Written problem.
In how many lines of the data does the word "Mare" appear? Give the number by itself.

Input rows.
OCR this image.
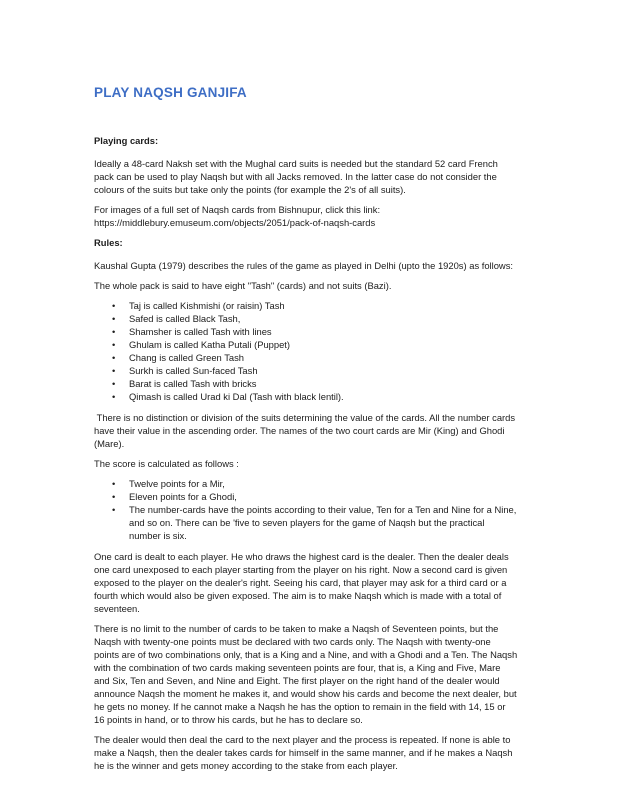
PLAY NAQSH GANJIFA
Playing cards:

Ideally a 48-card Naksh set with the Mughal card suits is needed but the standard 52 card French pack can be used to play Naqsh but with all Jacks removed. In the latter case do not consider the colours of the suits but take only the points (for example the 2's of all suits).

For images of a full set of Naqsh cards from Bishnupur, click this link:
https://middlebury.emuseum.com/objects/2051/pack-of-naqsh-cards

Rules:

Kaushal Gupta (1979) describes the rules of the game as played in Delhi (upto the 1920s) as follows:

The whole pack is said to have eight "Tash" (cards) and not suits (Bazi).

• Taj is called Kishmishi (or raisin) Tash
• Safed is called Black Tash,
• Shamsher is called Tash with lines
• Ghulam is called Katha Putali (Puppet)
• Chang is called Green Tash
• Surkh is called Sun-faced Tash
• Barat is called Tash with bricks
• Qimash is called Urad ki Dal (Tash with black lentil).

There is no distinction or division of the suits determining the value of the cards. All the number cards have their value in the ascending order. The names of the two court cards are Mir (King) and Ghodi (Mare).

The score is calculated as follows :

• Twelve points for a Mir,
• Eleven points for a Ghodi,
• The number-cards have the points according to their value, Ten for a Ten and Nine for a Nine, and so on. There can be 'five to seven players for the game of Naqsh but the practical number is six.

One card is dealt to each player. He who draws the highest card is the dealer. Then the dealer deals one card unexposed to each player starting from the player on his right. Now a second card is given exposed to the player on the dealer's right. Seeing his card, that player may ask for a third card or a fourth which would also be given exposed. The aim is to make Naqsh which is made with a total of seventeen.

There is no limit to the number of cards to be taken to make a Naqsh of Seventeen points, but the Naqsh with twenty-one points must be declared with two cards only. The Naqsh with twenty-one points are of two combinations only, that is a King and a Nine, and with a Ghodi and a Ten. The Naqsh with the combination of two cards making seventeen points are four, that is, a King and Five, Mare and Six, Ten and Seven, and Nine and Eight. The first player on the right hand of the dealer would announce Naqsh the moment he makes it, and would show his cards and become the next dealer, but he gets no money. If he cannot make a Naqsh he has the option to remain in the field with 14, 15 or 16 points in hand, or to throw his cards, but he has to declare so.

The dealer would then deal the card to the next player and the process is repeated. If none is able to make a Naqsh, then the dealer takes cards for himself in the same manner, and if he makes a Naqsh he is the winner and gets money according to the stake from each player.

Exercise answer.
2